§ Record list:
○ ○ ○ ○ ○ ○ ○
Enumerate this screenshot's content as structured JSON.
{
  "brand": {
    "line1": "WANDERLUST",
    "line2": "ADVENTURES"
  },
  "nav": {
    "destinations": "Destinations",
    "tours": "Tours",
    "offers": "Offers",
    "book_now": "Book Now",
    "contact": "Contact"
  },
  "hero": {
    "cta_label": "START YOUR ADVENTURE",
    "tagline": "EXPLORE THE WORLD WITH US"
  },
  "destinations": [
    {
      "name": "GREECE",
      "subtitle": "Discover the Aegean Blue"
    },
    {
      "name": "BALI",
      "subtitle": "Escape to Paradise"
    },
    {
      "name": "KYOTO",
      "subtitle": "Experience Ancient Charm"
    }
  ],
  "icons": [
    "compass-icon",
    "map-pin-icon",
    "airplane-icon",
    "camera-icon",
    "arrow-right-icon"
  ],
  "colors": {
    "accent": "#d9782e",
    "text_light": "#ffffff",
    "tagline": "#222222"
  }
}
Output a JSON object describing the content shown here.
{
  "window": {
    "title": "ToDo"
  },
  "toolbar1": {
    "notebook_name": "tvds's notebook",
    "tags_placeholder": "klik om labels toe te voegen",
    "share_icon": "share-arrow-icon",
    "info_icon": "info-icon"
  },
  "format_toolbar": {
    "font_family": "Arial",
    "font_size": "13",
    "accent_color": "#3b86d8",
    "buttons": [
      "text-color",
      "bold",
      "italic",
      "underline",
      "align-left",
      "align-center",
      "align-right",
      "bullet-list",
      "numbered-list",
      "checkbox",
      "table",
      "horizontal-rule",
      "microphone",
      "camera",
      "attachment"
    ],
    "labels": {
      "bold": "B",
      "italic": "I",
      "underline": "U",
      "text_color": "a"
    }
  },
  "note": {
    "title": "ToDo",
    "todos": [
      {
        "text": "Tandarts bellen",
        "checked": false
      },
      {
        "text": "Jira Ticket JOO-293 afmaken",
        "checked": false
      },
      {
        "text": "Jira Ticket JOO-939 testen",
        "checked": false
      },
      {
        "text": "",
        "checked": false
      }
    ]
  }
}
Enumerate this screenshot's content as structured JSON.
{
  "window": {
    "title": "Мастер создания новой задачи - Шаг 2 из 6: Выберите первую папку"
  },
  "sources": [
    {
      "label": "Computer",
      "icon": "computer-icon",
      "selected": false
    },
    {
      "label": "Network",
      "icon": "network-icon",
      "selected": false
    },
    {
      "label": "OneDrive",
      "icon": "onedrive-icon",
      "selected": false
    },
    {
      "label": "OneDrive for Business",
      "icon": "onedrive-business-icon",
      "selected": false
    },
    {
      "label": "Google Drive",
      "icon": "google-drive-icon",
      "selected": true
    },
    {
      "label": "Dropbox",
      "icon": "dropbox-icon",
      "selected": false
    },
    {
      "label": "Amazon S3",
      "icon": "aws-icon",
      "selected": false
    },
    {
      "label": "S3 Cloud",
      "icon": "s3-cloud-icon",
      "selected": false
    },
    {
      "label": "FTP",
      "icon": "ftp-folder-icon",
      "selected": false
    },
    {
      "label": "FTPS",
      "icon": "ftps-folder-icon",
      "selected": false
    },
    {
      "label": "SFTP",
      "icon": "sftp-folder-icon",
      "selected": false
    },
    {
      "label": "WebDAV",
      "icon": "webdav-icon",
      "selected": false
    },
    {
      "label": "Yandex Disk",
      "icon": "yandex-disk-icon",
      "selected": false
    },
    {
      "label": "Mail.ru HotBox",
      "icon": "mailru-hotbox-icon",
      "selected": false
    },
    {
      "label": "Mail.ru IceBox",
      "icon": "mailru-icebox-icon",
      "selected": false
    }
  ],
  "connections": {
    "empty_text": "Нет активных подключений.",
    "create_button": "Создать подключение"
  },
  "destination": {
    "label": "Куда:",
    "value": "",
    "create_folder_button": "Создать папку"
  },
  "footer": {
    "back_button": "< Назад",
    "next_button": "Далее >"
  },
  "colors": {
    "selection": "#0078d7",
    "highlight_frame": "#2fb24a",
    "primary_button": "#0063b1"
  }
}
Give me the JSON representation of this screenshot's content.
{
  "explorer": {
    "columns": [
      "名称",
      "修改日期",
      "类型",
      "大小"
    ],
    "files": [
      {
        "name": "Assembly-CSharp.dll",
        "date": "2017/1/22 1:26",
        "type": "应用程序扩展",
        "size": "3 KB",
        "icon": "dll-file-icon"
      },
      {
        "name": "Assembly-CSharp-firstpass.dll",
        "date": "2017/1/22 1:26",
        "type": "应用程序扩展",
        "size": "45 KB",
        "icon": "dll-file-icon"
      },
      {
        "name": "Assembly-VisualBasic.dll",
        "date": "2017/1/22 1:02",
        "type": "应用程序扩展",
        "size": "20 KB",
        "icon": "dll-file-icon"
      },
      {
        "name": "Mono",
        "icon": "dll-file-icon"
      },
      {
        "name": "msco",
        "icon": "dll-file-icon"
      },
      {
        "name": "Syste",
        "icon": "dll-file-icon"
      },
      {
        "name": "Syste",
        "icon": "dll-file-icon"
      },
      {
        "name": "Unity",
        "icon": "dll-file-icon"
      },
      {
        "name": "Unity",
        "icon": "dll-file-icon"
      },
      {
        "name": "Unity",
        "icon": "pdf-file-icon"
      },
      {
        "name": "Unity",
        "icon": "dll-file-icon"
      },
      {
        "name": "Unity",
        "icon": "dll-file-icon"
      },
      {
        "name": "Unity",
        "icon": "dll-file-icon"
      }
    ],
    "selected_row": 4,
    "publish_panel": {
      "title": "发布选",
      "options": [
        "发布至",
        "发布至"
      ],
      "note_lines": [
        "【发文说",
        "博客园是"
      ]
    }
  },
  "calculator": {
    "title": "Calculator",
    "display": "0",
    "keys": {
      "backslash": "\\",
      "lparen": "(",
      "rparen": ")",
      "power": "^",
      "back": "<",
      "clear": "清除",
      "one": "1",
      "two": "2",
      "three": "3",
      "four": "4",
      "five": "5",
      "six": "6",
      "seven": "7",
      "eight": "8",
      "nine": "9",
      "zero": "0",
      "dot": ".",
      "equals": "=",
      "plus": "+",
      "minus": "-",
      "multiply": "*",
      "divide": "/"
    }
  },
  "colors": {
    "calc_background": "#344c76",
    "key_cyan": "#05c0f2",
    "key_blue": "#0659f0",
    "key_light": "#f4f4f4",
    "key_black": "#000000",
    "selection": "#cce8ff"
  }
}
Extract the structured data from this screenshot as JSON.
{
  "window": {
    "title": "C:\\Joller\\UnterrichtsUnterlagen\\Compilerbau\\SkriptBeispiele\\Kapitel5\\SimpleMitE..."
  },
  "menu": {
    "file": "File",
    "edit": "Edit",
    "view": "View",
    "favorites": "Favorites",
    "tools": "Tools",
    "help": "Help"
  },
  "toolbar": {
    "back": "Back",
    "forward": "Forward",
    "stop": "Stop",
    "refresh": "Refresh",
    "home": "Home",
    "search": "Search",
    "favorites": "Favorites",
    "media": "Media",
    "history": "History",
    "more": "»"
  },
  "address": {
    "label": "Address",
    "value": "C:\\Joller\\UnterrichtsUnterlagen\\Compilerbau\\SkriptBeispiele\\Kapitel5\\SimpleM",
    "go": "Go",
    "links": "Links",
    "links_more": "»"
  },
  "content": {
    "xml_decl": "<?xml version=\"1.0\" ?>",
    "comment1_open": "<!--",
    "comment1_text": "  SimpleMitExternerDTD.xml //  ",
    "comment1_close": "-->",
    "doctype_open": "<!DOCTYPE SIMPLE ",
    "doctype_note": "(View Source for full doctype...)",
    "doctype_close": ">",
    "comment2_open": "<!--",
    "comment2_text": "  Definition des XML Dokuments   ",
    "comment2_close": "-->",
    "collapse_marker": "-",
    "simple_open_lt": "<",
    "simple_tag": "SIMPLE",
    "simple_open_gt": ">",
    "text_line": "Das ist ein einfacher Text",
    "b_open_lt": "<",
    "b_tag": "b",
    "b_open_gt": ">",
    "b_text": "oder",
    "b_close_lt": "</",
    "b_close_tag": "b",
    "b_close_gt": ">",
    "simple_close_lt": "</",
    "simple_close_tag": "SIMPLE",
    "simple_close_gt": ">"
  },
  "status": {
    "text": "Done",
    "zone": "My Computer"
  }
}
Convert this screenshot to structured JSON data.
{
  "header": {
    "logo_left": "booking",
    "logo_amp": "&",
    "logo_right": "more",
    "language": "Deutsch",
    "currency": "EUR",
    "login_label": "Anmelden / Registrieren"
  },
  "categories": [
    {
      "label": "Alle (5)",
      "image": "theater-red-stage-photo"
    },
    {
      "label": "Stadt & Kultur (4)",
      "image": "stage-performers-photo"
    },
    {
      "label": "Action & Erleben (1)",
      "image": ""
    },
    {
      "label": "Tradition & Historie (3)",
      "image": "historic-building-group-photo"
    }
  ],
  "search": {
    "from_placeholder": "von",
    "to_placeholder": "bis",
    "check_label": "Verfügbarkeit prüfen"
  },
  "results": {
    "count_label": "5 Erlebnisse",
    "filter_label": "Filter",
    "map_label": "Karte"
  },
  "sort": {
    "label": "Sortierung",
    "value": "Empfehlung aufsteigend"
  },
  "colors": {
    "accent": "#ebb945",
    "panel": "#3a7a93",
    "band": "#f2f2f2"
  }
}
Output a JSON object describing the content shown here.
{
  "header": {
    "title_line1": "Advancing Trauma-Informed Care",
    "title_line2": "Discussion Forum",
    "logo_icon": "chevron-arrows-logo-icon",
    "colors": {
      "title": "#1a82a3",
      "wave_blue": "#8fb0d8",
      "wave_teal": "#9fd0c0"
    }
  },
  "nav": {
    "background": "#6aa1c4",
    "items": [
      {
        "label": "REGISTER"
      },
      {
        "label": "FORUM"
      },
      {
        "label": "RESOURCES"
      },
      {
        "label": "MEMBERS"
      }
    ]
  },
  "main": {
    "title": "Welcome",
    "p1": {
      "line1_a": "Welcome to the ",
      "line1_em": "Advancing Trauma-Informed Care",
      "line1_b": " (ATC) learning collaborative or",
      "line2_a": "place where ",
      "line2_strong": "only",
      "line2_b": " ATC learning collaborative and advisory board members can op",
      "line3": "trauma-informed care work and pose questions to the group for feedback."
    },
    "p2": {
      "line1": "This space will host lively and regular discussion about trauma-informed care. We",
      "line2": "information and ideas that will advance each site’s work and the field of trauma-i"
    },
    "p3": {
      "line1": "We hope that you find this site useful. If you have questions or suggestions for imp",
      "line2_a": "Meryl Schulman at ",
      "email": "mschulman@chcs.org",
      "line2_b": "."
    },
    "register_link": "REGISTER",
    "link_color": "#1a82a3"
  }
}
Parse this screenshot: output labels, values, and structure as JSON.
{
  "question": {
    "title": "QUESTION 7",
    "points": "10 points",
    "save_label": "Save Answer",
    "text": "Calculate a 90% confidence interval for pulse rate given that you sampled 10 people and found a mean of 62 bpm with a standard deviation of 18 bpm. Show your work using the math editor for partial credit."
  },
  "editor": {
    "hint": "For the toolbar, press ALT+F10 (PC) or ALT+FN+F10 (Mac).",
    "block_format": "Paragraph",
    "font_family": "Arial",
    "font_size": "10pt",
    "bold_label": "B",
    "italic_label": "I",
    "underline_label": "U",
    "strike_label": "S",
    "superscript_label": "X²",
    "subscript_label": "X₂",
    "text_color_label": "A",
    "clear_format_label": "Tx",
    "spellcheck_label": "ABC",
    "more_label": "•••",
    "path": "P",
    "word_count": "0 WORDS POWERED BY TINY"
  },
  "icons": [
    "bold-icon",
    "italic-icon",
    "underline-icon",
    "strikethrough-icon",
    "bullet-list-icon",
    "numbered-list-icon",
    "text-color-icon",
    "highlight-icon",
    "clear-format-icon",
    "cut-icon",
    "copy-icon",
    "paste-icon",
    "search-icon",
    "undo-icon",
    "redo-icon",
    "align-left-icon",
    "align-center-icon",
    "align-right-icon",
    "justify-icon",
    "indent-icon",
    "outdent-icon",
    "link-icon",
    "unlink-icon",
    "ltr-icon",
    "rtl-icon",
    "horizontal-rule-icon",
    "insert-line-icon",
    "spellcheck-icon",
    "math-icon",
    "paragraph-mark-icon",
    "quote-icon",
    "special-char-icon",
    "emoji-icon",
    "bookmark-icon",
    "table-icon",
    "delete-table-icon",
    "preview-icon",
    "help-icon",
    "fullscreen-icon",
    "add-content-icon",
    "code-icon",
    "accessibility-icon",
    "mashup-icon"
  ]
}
○ ○ ○ ○ ○ ○ ○
Go through the material above and count the lines that contain "structured"; answer with the number alone.

§ Complete output:
4